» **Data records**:
★ ★ ★

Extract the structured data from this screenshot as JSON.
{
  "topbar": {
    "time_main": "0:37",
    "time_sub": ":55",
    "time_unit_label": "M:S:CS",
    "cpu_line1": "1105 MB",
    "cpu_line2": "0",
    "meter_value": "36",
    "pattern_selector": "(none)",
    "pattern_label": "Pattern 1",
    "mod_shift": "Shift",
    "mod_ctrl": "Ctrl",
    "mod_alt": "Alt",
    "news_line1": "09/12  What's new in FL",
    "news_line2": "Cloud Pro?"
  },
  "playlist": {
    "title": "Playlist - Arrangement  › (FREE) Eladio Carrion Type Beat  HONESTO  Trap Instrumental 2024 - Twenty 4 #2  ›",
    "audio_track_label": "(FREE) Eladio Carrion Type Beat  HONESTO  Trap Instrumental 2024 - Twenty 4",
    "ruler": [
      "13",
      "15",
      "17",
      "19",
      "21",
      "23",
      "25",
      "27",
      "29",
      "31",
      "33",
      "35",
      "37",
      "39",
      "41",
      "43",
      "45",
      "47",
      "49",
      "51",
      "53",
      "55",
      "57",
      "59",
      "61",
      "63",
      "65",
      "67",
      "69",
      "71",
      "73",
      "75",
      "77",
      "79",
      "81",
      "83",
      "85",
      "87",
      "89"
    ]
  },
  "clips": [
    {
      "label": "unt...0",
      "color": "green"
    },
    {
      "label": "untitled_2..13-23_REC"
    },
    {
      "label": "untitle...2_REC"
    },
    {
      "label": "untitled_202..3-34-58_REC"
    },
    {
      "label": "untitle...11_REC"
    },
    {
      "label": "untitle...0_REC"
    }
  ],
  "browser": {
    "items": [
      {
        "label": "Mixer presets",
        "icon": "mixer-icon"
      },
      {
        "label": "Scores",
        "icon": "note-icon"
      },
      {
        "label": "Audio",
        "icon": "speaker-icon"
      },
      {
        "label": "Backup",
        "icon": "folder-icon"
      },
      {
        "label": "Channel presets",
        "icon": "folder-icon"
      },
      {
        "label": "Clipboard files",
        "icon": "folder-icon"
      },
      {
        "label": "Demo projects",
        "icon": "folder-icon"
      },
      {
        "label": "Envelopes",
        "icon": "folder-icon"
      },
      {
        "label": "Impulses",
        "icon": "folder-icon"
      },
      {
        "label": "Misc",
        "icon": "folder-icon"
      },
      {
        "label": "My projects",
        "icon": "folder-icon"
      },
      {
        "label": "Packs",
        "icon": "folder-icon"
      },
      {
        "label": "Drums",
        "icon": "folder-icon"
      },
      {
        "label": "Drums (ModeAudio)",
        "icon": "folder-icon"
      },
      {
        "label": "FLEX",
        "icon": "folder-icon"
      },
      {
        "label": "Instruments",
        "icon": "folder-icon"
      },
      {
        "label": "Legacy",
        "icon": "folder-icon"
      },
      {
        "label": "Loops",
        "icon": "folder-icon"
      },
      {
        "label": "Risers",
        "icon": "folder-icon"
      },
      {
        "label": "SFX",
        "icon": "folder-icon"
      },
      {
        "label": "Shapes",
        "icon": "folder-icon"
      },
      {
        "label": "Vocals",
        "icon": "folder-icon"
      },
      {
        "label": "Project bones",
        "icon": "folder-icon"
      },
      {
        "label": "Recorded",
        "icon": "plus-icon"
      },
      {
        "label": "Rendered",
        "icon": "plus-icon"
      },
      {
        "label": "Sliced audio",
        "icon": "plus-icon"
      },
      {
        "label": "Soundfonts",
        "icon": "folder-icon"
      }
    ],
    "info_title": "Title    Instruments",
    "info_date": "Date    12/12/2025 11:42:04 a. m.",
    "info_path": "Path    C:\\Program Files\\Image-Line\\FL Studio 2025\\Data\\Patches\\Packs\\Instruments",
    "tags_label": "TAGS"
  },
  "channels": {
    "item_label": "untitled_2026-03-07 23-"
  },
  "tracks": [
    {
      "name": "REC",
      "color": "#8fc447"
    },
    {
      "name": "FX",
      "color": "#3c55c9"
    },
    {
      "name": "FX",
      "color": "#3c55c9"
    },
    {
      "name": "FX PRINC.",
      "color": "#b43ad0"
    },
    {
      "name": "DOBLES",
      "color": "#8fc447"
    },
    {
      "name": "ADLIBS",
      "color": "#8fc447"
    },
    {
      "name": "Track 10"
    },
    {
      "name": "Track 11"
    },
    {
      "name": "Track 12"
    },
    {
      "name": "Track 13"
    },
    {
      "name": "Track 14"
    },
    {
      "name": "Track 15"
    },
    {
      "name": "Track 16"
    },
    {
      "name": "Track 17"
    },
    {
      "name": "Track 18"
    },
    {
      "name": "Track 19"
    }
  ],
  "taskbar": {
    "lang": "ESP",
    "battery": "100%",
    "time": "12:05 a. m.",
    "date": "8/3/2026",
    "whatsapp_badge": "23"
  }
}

★ ★ ★

» **What is needed**: From the data, pick out every line that includes "HONESTO".

» **Full response**:
    "title": "Playlist - Arrangement  › (FREE) Eladio Carrion Type Beat  HONESTO  Trap Instrumental 2024 - Twenty 4 #2  ›",
    "audio_track_label": "(FREE) Eladio Carrion Type Beat  HONESTO  Trap Instrumental 2024 - Twenty 4",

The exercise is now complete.